— START OF THE INPUT —
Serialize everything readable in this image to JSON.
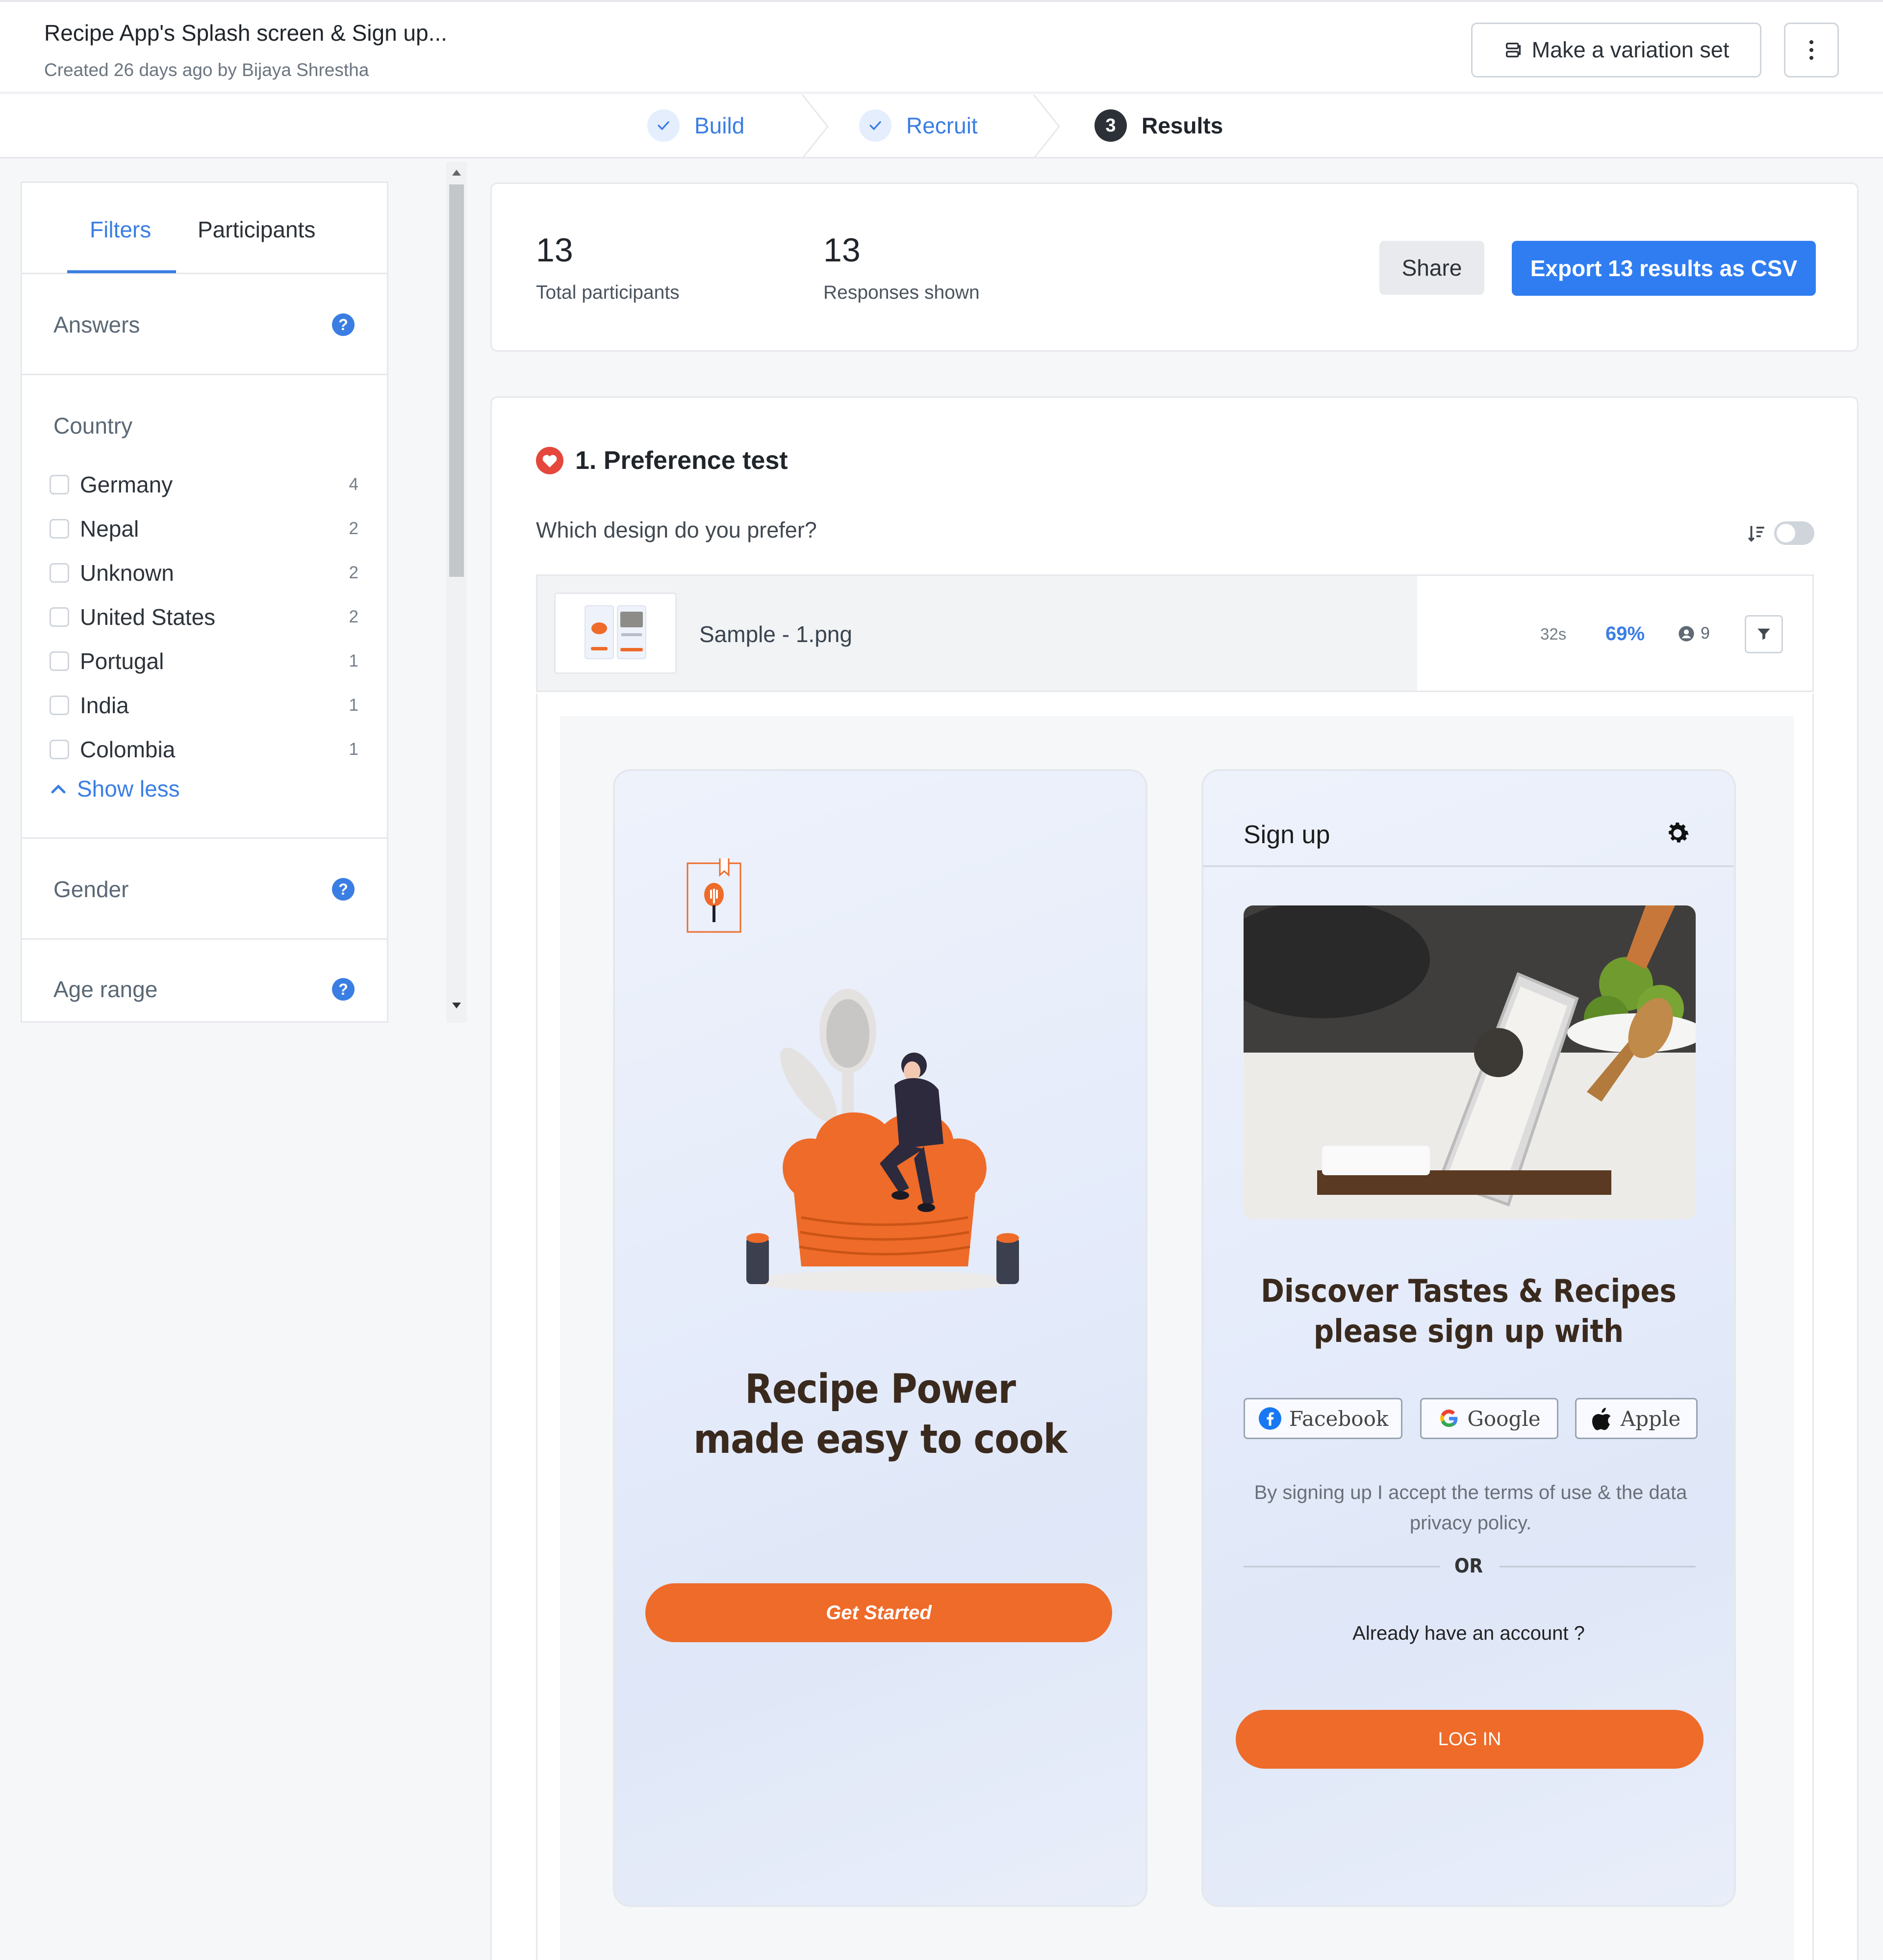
{
  "header": {
    "title": "Recipe App's Splash screen & Sign up...",
    "subtitle": "Created 26 days ago by Bijaya Shrestha",
    "variation_label": "Make a variation set"
  },
  "stepper": {
    "steps": [
      {
        "label": "Build",
        "state": "done"
      },
      {
        "label": "Recruit",
        "state": "done"
      },
      {
        "label": "Results",
        "state": "current",
        "number": "3"
      }
    ]
  },
  "sidebar": {
    "tabs": {
      "filters": "Filters",
      "participants": "Participants"
    },
    "answers_label": "Answers",
    "country_label": "Country",
    "countries": [
      {
        "name": "Germany",
        "count": "4"
      },
      {
        "name": "Nepal",
        "count": "2"
      },
      {
        "name": "Unknown",
        "count": "2"
      },
      {
        "name": "United States",
        "count": "2"
      },
      {
        "name": "Portugal",
        "count": "1"
      },
      {
        "name": "India",
        "count": "1"
      },
      {
        "name": "Colombia",
        "count": "1"
      }
    ],
    "show_less": "Show less",
    "gender_label": "Gender",
    "age_label": "Age range",
    "help_glyph": "?"
  },
  "summary": {
    "total_participants": "13",
    "total_label": "Total participants",
    "responses_shown": "13",
    "responses_label": "Responses shown",
    "share_label": "Share",
    "export_label": "Export 13 results as CSV"
  },
  "question": {
    "title": "1. Preference test",
    "prompt": "Which design do you prefer?",
    "option": {
      "name": "Sample - 1.png",
      "time": "32s",
      "percent": "69%",
      "count": "9",
      "share_fraction": 0.69
    }
  },
  "preview": {
    "splash": {
      "title_line1": "Recipe Power",
      "title_line2": "made easy to cook",
      "cta": "Get Started"
    },
    "signup": {
      "header": "Sign up",
      "headline_line1": "Discover Tastes & Recipes",
      "headline_line2": "please sign up with",
      "social": [
        "Facebook",
        "Google",
        "Apple"
      ],
      "terms": "By signing up I accept the terms of use & the data privacy policy.",
      "or": "OR",
      "already": "Already have an account ?",
      "login": "LOG IN"
    }
  },
  "colors": {
    "accent": "#3a7ee3",
    "primary_button": "#2f7df1",
    "brand_orange": "#ee6b2a",
    "heart_red": "#e5473c"
  }
}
— END OF THE INPUT —
▸ **EXERCISE DETAILS**
Lines that include the word "name" are to be extracted from the data above.

▸ **OUTPUT FOR THIS EXERCISE**
        "name": "Germany",
        "name": "Nepal",
        "name": "Unknown",
        "name": "United States",
        "name": "Portugal",
        "name": "India",
        "name": "Colombia",
      "name": "Sample - 1.png",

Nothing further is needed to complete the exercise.